_THE INPUT_.

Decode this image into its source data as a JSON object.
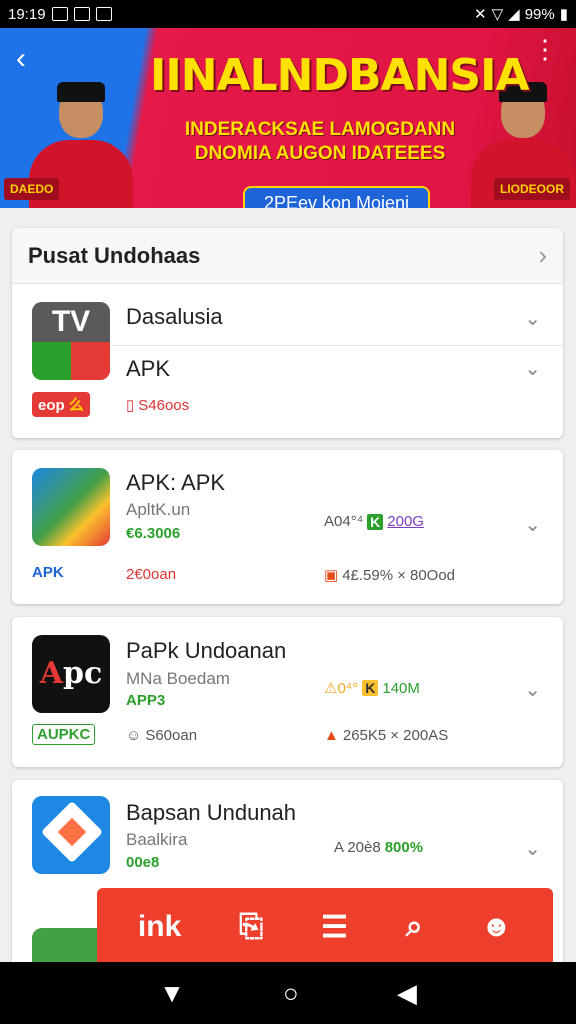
{
  "status": {
    "time": "19:19",
    "battery": "99%"
  },
  "banner": {
    "headline": "IINALNDBANSIA",
    "subline1": "INDERACKSAE LAMOGDANN",
    "subline2": "DNOMIA AUGON IDATEEES",
    "cta": "2PEev kon Moieni",
    "left_tag": "DAEDO",
    "right_tag": "LIODEOOR"
  },
  "section": {
    "title": "Pusat Undohaas"
  },
  "apps": [
    {
      "name": "Dasalusia",
      "name2": "APK",
      "badge": "eop",
      "badge_mark": "么",
      "meta1": "S46oos"
    },
    {
      "name": "APK: APK",
      "dev": "ApltK.un",
      "price": "€6.3006",
      "badge": "APK",
      "meta1": "2€0oan",
      "rating": "A04°⁴",
      "rating_mark": "K",
      "size": "200G",
      "downloads": "4£.59%",
      "downloads2": "× 80Ood"
    },
    {
      "name": "PaPk Undoanan",
      "dev": "MNa Boedam",
      "price": "APP3",
      "badge": "AUPKC",
      "meta1": "S60oan",
      "rating": "⚠0⁴°",
      "rating_mark": "K",
      "size": "140M",
      "downloads": "265K5",
      "downloads2": "× 200AS"
    },
    {
      "name": "Bapsan Undunah",
      "dev": "Baalkira",
      "price": "00e8",
      "rating": "A 20è8",
      "size": "800%"
    }
  ],
  "bottom_bar": {
    "brand": "ink"
  },
  "colors": {
    "accent": "#ee3f2c",
    "banner_blue": "#1e73e8",
    "banner_red": "#e5194a",
    "yellow": "#ffe100"
  }
}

_GIVEN INSTRUCTION_. Reproduce every line exactly and omit all pictures.

_SOLVED EXERCISE_.
Decode this image into its source data as a JSON object.
{
  "status": {
    "time": "19:19",
    "battery": "99%"
  },
  "banner": {
    "headline": "IINALNDBANSIA",
    "subline1": "INDERACKSAE LAMOGDANN",
    "subline2": "DNOMIA AUGON IDATEEES",
    "cta": "2PEev kon Moieni",
    "left_tag": "DAEDO",
    "right_tag": "LIODEOOR"
  },
  "section": {
    "title": "Pusat Undohaas"
  },
  "apps": [
    {
      "name": "Dasalusia",
      "name2": "APK",
      "badge": "eop",
      "badge_mark": "么",
      "meta1": "S46oos"
    },
    {
      "name": "APK: APK",
      "dev": "ApltK.un",
      "price": "€6.3006",
      "badge": "APK",
      "meta1": "2€0oan",
      "rating": "A04°⁴",
      "rating_mark": "K",
      "size": "200G",
      "downloads": "4£.59%",
      "downloads2": "× 80Ood"
    },
    {
      "name": "PaPk Undoanan",
      "dev": "MNa Boedam",
      "price": "APP3",
      "badge": "AUPKC",
      "meta1": "S60oan",
      "rating": "⚠0⁴°",
      "rating_mark": "K",
      "size": "140M",
      "downloads": "265K5",
      "downloads2": "× 200AS"
    },
    {
      "name": "Bapsan Undunah",
      "dev": "Baalkira",
      "price": "00e8",
      "rating": "A 20è8",
      "size": "800%"
    }
  ],
  "bottom_bar": {
    "brand": "ink"
  },
  "colors": {
    "accent": "#ee3f2c",
    "banner_blue": "#1e73e8",
    "banner_red": "#e5194a",
    "yellow": "#ffe100"
  }
}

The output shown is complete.